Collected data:
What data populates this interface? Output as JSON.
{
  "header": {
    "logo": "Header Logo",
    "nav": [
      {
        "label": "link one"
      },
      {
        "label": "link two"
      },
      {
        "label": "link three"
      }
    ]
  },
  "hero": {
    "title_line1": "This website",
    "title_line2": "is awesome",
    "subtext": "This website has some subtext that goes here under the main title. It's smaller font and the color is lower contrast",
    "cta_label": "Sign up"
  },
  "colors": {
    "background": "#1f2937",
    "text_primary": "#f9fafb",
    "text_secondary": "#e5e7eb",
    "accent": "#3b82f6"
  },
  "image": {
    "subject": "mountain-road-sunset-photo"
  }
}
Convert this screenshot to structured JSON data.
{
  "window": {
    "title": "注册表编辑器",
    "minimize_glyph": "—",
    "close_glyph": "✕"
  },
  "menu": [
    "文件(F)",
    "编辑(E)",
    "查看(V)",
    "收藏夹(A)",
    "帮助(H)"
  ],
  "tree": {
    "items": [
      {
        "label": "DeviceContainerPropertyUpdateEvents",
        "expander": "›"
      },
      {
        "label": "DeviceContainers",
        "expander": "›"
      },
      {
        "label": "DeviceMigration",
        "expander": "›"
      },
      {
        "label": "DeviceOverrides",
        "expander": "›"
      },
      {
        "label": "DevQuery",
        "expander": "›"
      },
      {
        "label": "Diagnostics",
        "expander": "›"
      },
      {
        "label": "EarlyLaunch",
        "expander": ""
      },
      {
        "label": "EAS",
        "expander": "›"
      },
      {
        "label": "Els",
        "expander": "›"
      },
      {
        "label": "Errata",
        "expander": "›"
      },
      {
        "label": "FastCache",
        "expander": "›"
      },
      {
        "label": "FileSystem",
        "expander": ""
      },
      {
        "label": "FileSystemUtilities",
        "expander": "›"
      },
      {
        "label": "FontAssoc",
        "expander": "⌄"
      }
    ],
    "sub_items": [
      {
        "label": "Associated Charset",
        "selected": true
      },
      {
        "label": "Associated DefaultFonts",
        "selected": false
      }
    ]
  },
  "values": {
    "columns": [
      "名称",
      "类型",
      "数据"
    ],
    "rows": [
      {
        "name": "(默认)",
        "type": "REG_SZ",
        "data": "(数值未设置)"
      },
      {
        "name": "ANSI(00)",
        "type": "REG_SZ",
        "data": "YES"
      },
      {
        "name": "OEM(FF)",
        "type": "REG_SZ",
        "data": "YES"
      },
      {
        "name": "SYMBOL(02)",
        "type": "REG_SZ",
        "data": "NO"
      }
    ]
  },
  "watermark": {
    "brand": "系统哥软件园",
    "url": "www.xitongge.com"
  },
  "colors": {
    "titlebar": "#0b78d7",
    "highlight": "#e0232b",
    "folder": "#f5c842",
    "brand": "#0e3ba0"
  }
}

*TASK STATEMENT*.
Report each line of the material above where the word "link" appears.

*CORRECT RESPONSE*.
        "label": "link one"
        "label": "link two"
        "label": "link three"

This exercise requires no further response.